__DESCRIPTION OF THE TASK__. Repeat every record below exactly as it appears.

##########

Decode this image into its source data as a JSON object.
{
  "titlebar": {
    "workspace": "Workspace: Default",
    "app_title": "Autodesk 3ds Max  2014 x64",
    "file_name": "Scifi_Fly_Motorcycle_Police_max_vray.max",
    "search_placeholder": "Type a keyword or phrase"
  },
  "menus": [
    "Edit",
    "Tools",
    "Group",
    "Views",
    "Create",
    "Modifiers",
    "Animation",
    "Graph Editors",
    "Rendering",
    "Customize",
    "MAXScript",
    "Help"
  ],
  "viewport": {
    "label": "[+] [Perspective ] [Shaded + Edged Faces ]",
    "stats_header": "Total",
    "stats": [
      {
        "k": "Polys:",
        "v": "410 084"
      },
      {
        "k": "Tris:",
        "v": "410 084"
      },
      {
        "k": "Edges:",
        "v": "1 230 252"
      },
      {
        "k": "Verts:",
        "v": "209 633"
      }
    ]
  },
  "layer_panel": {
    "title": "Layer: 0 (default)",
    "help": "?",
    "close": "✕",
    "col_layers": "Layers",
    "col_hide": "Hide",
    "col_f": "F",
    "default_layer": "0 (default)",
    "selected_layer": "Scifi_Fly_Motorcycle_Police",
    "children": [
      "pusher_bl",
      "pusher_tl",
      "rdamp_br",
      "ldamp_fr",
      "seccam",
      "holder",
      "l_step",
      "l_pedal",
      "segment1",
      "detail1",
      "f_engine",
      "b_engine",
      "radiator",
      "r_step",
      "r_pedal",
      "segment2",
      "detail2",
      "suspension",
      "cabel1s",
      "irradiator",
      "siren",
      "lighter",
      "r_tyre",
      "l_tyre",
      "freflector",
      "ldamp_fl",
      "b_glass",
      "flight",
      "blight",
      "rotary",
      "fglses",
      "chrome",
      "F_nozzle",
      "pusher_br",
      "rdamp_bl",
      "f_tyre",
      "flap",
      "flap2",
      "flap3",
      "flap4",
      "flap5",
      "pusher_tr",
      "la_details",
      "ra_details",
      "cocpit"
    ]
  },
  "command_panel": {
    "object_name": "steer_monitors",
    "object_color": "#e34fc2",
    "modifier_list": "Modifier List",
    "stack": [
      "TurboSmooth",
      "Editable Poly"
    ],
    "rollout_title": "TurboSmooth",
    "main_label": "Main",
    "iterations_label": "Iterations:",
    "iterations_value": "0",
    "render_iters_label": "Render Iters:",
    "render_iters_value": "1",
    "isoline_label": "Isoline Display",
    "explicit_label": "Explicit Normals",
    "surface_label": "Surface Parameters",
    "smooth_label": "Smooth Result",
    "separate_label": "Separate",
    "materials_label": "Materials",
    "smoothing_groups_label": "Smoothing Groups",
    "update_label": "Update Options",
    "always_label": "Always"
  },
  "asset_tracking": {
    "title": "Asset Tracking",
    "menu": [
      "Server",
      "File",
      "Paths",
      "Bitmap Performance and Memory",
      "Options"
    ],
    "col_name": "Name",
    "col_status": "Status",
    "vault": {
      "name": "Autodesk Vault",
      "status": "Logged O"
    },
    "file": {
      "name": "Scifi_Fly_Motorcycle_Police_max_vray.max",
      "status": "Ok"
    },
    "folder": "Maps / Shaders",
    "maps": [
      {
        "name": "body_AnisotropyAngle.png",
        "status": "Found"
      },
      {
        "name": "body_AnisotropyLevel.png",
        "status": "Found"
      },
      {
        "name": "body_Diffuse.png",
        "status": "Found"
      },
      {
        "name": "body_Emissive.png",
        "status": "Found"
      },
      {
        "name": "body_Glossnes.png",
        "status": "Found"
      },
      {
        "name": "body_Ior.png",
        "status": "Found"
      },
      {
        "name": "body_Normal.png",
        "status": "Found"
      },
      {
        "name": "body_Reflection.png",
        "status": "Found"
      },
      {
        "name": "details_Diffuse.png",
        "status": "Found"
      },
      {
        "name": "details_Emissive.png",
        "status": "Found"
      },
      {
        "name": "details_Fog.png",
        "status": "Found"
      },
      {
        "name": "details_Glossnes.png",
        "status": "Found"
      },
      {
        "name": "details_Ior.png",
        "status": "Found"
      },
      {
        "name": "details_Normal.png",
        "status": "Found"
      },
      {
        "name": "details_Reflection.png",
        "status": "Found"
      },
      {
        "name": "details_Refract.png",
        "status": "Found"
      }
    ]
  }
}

##########

__WORKED ANSWER__.
Decode this image into its source data as a JSON object.
{
  "titlebar": {
    "workspace": "Workspace: Default",
    "app_title": "Autodesk 3ds Max  2014 x64",
    "file_name": "Scifi_Fly_Motorcycle_Police_max_vray.max",
    "search_placeholder": "Type a keyword or phrase"
  },
  "menus": [
    "Edit",
    "Tools",
    "Group",
    "Views",
    "Create",
    "Modifiers",
    "Animation",
    "Graph Editors",
    "Rendering",
    "Customize",
    "MAXScript",
    "Help"
  ],
  "viewport": {
    "label": "[+] [Perspective ] [Shaded + Edged Faces ]",
    "stats_header": "Total",
    "stats": [
      {
        "k": "Polys:",
        "v": "410 084"
      },
      {
        "k": "Tris:",
        "v": "410 084"
      },
      {
        "k": "Edges:",
        "v": "1 230 252"
      },
      {
        "k": "Verts:",
        "v": "209 633"
      }
    ]
  },
  "layer_panel": {
    "title": "Layer: 0 (default)",
    "help": "?",
    "close": "✕",
    "col_layers": "Layers",
    "col_hide": "Hide",
    "col_f": "F",
    "default_layer": "0 (default)",
    "selected_layer": "Scifi_Fly_Motorcycle_Police",
    "children": [
      "pusher_bl",
      "pusher_tl",
      "rdamp_br",
      "ldamp_fr",
      "seccam",
      "holder",
      "l_step",
      "l_pedal",
      "segment1",
      "detail1",
      "f_engine",
      "b_engine",
      "radiator",
      "r_step",
      "r_pedal",
      "segment2",
      "detail2",
      "suspension",
      "cabel1s",
      "irradiator",
      "siren",
      "lighter",
      "r_tyre",
      "l_tyre",
      "freflector",
      "ldamp_fl",
      "b_glass",
      "flight",
      "blight",
      "rotary",
      "fglses",
      "chrome",
      "F_nozzle",
      "pusher_br",
      "rdamp_bl",
      "f_tyre",
      "flap",
      "flap2",
      "flap3",
      "flap4",
      "flap5",
      "pusher_tr",
      "la_details",
      "ra_details",
      "cocpit"
    ]
  },
  "command_panel": {
    "object_name": "steer_monitors",
    "object_color": "#e34fc2",
    "modifier_list": "Modifier List",
    "stack": [
      "TurboSmooth",
      "Editable Poly"
    ],
    "rollout_title": "TurboSmooth",
    "main_label": "Main",
    "iterations_label": "Iterations:",
    "iterations_value": "0",
    "render_iters_label": "Render Iters:",
    "render_iters_value": "1",
    "isoline_label": "Isoline Display",
    "explicit_label": "Explicit Normals",
    "surface_label": "Surface Parameters",
    "smooth_label": "Smooth Result",
    "separate_label": "Separate",
    "materials_label": "Materials",
    "smoothing_groups_label": "Smoothing Groups",
    "update_label": "Update Options",
    "always_label": "Always"
  },
  "asset_tracking": {
    "title": "Asset Tracking",
    "menu": [
      "Server",
      "File",
      "Paths",
      "Bitmap Performance and Memory",
      "Options"
    ],
    "col_name": "Name",
    "col_status": "Status",
    "vault": {
      "name": "Autodesk Vault",
      "status": "Logged O"
    },
    "file": {
      "name": "Scifi_Fly_Motorcycle_Police_max_vray.max",
      "status": "Ok"
    },
    "folder": "Maps / Shaders",
    "maps": [
      {
        "name": "body_AnisotropyAngle.png",
        "status": "Found"
      },
      {
        "name": "body_AnisotropyLevel.png",
        "status": "Found"
      },
      {
        "name": "body_Diffuse.png",
        "status": "Found"
      },
      {
        "name": "body_Emissive.png",
        "status": "Found"
      },
      {
        "name": "body_Glossnes.png",
        "status": "Found"
      },
      {
        "name": "body_Ior.png",
        "status": "Found"
      },
      {
        "name": "body_Normal.png",
        "status": "Found"
      },
      {
        "name": "body_Reflection.png",
        "status": "Found"
      },
      {
        "name": "details_Diffuse.png",
        "status": "Found"
      },
      {
        "name": "details_Emissive.png",
        "status": "Found"
      },
      {
        "name": "details_Fog.png",
        "status": "Found"
      },
      {
        "name": "details_Glossnes.png",
        "status": "Found"
      },
      {
        "name": "details_Ior.png",
        "status": "Found"
      },
      {
        "name": "details_Normal.png",
        "status": "Found"
      },
      {
        "name": "details_Reflection.png",
        "status": "Found"
      },
      {
        "name": "details_Refract.png",
        "status": "Found"
      }
    ]
  }
}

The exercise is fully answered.